▸ **SET TASK**: Work through the entries below and report how many lines include "Target". The number alone is the answer.

....

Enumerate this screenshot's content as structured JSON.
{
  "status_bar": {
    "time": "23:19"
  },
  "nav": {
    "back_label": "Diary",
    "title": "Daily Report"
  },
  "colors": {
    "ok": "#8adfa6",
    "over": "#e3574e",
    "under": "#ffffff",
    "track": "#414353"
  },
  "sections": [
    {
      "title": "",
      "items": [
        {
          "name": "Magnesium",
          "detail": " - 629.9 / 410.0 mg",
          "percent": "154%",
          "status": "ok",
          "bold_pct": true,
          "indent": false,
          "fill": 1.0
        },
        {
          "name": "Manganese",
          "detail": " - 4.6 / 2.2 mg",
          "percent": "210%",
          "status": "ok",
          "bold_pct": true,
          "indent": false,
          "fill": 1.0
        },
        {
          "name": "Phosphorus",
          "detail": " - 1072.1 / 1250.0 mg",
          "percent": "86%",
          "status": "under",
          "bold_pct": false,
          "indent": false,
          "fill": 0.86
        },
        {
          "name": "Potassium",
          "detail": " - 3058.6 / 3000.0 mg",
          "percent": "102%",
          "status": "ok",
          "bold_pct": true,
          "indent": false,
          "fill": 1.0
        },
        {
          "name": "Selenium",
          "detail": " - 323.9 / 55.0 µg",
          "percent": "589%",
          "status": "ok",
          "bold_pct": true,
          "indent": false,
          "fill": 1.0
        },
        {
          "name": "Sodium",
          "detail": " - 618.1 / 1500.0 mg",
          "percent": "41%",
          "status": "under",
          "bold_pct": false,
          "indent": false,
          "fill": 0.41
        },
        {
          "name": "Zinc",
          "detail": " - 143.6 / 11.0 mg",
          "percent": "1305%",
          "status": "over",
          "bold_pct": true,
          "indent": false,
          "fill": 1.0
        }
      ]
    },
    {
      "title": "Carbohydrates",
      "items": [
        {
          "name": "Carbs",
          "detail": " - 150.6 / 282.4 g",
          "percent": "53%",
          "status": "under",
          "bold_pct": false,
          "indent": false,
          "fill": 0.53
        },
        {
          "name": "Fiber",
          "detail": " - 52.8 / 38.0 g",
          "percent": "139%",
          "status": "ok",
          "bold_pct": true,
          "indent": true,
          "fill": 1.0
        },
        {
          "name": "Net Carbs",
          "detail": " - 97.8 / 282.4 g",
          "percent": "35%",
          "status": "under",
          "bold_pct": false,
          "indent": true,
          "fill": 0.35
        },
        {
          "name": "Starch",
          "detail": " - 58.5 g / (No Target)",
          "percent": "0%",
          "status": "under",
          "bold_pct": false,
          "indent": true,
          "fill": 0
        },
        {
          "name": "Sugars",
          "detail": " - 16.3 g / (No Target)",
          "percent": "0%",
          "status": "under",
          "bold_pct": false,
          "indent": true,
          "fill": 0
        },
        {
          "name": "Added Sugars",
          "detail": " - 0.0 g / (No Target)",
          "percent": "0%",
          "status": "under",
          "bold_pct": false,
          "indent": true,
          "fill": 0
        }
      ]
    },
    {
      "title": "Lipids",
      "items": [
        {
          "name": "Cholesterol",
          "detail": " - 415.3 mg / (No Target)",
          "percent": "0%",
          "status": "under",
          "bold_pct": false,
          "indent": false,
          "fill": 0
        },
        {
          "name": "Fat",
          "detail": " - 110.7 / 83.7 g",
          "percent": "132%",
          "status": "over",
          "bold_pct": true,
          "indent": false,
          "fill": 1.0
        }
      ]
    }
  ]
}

....

▸ **CORRECT RESPONSE**: 4